- **DATA SECTION**

┌────────

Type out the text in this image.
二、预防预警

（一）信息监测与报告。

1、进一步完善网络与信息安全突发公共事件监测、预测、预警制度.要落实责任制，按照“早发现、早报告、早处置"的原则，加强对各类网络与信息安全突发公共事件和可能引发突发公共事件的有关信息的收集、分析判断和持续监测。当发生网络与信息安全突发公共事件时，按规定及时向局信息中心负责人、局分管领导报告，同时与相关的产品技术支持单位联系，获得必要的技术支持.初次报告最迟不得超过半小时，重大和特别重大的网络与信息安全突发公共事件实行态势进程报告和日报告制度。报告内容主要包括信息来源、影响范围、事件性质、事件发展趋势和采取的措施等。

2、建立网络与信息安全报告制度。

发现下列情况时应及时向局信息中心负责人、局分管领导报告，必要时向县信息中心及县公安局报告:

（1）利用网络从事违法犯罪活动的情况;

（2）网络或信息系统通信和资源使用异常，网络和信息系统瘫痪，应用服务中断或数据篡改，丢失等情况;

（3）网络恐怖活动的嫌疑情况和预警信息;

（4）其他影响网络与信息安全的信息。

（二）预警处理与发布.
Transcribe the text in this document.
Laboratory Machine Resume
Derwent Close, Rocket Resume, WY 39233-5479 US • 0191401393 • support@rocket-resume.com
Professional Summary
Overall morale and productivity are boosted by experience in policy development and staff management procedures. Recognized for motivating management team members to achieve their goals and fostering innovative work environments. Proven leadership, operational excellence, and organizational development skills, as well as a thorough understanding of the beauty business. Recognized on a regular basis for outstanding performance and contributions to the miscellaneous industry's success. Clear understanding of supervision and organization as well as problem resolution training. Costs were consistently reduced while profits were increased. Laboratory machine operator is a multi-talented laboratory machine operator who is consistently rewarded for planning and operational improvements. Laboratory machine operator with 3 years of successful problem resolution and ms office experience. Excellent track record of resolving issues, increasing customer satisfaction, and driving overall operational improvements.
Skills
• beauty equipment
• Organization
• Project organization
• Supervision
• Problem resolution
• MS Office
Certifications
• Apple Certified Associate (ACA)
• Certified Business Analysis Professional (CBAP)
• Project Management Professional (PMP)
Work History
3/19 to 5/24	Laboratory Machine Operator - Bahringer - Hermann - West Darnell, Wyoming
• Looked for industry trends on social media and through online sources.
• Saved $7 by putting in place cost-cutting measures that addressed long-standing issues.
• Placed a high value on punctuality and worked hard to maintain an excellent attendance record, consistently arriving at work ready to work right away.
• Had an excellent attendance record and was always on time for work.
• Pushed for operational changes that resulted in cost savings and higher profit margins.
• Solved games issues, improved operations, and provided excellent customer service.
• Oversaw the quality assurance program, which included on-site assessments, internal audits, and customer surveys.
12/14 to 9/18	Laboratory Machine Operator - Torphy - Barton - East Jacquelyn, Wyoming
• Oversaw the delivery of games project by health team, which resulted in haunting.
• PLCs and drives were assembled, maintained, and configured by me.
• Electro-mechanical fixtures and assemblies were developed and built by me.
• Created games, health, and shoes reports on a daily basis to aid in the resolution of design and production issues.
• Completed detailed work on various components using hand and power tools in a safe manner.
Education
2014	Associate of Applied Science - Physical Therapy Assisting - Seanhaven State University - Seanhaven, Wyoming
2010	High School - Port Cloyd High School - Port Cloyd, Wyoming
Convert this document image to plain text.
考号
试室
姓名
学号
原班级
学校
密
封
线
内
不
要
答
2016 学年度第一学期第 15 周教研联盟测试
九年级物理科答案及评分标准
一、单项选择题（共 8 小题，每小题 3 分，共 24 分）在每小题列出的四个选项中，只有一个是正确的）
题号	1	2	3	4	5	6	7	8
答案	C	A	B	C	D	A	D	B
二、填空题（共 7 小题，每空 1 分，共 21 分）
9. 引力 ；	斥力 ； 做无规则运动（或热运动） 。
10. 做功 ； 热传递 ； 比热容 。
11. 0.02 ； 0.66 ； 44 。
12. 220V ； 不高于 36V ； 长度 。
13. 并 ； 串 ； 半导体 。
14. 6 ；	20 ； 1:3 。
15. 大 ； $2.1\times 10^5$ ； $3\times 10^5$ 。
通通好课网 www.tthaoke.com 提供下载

└────────

- **THE PROBLEM**
Look through the data and show every line containing "Certified".

- **THE COMPLETED TASK**
• Apple Certified Associate (ACA)
• Certified Business Analysis Professional (CBAP)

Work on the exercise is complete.